Lines of data

===============

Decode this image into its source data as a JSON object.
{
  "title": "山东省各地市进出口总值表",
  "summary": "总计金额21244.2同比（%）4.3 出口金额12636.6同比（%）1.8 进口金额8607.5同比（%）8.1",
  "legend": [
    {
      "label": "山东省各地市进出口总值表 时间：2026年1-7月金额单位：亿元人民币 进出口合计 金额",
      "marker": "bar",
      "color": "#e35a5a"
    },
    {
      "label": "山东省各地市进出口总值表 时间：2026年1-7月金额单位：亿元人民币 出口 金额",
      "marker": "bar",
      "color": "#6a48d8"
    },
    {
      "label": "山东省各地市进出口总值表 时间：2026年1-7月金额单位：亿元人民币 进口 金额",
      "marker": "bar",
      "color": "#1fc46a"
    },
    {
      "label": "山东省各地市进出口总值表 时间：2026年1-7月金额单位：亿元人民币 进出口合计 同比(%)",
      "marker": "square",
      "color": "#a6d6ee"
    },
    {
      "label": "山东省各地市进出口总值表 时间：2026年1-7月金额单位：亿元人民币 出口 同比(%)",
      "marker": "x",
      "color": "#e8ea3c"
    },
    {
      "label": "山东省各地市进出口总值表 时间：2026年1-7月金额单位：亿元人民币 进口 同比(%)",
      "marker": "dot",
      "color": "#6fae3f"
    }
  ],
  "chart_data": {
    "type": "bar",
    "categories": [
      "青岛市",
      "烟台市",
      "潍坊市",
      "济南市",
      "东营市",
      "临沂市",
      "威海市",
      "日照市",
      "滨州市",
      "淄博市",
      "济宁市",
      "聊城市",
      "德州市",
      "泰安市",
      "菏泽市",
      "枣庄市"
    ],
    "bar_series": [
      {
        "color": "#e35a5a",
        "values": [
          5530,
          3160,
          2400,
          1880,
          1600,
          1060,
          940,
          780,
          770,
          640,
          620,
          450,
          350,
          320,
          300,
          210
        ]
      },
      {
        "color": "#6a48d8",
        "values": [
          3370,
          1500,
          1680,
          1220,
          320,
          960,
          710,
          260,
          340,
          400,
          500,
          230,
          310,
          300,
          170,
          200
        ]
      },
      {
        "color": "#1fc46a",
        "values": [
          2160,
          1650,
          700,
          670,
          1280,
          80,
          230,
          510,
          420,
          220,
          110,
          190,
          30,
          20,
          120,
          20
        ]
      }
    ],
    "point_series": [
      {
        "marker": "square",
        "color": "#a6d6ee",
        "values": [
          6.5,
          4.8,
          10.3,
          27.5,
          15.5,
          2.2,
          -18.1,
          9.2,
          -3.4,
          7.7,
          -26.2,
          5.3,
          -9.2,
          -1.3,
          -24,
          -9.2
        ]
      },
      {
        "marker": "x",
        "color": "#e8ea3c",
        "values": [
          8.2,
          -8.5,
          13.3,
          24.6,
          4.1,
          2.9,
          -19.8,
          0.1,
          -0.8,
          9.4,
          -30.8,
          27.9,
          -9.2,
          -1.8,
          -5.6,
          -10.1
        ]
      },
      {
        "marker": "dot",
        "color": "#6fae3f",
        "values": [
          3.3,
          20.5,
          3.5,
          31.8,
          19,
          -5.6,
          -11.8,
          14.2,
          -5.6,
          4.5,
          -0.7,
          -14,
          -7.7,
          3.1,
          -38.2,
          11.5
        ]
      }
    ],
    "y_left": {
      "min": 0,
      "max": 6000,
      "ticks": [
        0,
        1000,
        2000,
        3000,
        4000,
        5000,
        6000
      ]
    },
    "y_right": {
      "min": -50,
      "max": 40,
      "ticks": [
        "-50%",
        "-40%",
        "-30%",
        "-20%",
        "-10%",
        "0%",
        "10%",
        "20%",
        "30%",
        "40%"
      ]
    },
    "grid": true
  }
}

===============

### Exercise directions
Gather up the lines containing the word "亿元人民币" from these records and copy them.

### Result of the task
      "label": "山东省各地市进出口总值表 时间：2026年1-7月金额单位：亿元人民币 进出口合计 金额",
      "label": "山东省各地市进出口总值表 时间：2026年1-7月金额单位：亿元人民币 出口 金额",
      "label": "山东省各地市进出口总值表 时间：2026年1-7月金额单位：亿元人民币 进口 金额",
      "label": "山东省各地市进出口总值表 时间：2026年1-7月金额单位：亿元人民币 进出口合计 同比(%)",
      "label": "山东省各地市进出口总值表 时间：2026年1-7月金额单位：亿元人民币 出口 同比(%)",
      "label": "山东省各地市进出口总值表 时间：2026年1-7月金额单位：亿元人民币 进口 同比(%)",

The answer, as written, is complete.